_Your goal_.
Copy out the data from its first line through the line containing "volume-bar xyxy=(524,238,526,262)", including both of those lines, and leave every line unchanged.
Start Task data
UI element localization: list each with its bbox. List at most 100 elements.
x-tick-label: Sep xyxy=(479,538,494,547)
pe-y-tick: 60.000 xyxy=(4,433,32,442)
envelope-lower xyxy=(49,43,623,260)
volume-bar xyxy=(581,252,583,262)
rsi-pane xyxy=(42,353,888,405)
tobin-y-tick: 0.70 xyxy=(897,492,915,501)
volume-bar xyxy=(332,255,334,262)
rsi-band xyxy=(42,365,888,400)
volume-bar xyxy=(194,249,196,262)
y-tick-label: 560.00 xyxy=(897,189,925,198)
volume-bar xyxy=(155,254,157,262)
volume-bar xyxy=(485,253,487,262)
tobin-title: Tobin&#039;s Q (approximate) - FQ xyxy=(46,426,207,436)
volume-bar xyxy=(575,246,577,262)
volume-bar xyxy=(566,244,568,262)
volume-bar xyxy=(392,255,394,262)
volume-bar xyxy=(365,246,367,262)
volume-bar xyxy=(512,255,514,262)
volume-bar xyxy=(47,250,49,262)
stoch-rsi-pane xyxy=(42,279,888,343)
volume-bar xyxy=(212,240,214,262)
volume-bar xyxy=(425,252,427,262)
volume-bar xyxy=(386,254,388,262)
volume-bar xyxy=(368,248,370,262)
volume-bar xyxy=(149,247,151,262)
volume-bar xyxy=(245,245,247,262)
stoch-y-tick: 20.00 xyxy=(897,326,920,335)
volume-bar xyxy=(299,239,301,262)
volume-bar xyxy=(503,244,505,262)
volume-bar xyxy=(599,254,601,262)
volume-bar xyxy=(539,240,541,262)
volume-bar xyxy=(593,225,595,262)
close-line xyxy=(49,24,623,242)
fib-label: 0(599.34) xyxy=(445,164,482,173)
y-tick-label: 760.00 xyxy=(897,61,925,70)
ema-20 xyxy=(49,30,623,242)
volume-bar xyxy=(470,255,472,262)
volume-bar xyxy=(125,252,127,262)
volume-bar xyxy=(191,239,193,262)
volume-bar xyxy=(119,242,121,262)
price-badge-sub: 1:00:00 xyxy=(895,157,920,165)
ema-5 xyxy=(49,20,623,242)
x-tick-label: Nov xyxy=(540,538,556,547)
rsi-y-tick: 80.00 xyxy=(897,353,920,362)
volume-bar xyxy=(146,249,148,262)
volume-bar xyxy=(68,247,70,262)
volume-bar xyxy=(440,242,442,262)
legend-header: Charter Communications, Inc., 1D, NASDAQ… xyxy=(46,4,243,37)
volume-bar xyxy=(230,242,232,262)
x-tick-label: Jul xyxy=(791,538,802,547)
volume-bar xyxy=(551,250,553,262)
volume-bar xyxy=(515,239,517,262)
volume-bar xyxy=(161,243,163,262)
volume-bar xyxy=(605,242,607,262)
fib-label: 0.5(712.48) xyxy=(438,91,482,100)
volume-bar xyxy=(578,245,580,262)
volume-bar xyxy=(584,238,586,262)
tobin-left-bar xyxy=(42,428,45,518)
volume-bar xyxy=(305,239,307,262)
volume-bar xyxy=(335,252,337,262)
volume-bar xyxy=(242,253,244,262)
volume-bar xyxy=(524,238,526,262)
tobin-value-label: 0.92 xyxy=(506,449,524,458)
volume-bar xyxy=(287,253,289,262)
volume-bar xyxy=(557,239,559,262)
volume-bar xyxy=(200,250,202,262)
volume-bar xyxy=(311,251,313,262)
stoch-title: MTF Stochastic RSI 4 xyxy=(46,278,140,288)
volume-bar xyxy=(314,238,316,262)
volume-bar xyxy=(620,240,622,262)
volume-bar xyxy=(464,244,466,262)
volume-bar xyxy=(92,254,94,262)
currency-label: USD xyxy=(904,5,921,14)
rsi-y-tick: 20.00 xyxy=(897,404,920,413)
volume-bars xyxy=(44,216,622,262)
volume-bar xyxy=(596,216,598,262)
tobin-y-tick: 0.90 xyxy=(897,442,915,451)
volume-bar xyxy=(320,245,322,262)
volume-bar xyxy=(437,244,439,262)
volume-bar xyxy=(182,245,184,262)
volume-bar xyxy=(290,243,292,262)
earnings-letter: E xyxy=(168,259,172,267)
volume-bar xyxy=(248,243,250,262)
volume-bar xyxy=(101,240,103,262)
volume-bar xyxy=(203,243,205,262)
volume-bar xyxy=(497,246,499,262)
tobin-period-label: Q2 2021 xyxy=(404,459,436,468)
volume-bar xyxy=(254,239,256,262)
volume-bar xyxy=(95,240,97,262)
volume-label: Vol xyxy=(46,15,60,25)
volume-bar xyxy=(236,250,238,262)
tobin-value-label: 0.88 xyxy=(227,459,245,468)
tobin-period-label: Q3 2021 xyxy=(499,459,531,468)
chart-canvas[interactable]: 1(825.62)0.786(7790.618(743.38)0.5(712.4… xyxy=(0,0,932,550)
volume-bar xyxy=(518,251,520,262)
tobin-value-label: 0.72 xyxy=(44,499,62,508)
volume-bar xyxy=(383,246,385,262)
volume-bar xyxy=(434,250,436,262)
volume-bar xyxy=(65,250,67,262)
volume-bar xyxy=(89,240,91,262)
End Task data
_Right answer_.
UI element localization: list each with its bbox. List at most 100 elements.
x-tick-label: Sep xyxy=(479,538,494,547)
pe-y-tick: 60.000 xyxy=(4,433,32,442)
envelope-lower xyxy=(49,43,623,260)
volume-bar xyxy=(581,252,583,262)
rsi-pane xyxy=(42,353,888,405)
tobin-y-tick: 0.70 xyxy=(897,492,915,501)
volume-bar xyxy=(332,255,334,262)
rsi-band xyxy=(42,365,888,400)
volume-bar xyxy=(194,249,196,262)
y-tick-label: 560.00 xyxy=(897,189,925,198)
volume-bar xyxy=(155,254,157,262)
volume-bar xyxy=(485,253,487,262)
tobin-title: Tobin&#039;s Q (approximate) - FQ xyxy=(46,426,207,436)
volume-bar xyxy=(575,246,577,262)
volume-bar xyxy=(566,244,568,262)
volume-bar xyxy=(392,255,394,262)
volume-bar xyxy=(365,246,367,262)
volume-bar xyxy=(512,255,514,262)
volume-bar xyxy=(47,250,49,262)
stoch-rsi-pane xyxy=(42,279,888,343)
volume-bar xyxy=(212,240,214,262)
volume-bar xyxy=(425,252,427,262)
volume-bar xyxy=(386,254,388,262)
volume-bar xyxy=(368,248,370,262)
volume-bar xyxy=(149,247,151,262)
volume-bar xyxy=(245,245,247,262)
stoch-y-tick: 20.00 xyxy=(897,326,920,335)
volume-bar xyxy=(299,239,301,262)
volume-bar xyxy=(503,244,505,262)
volume-bar xyxy=(599,254,601,262)
volume-bar xyxy=(539,240,541,262)
volume-bar xyxy=(593,225,595,262)
close-line xyxy=(49,24,623,242)
fib-label: 0(599.34) xyxy=(445,164,482,173)
y-tick-label: 760.00 xyxy=(897,61,925,70)
ema-20 xyxy=(49,30,623,242)
volume-bar xyxy=(470,255,472,262)
volume-bar xyxy=(125,252,127,262)
volume-bar xyxy=(191,239,193,262)
volume-bar xyxy=(119,242,121,262)
price-badge-sub: 1:00:00 xyxy=(895,157,920,165)
ema-5 xyxy=(49,20,623,242)
x-tick-label: Nov xyxy=(540,538,556,547)
rsi-y-tick: 80.00 xyxy=(897,353,920,362)
volume-bar xyxy=(146,249,148,262)
volume-bar xyxy=(68,247,70,262)
volume-bar xyxy=(440,242,442,262)
legend-header: Charter Communications, Inc., 1D, NASDAQ… xyxy=(46,4,243,37)
volume-bar xyxy=(230,242,232,262)
x-tick-label: Jul xyxy=(791,538,802,547)
volume-bar xyxy=(551,250,553,262)
volume-bar xyxy=(515,239,517,262)
volume-bar xyxy=(161,243,163,262)
volume-bar xyxy=(605,242,607,262)
fib-label: 0.5(712.48) xyxy=(438,91,482,100)
volume-bar xyxy=(578,245,580,262)
volume-bar xyxy=(584,238,586,262)
tobin-left-bar xyxy=(42,428,45,518)
volume-bar xyxy=(305,239,307,262)
volume-bar xyxy=(335,252,337,262)
volume-bar xyxy=(242,253,244,262)
volume-bar xyxy=(524,238,526,262)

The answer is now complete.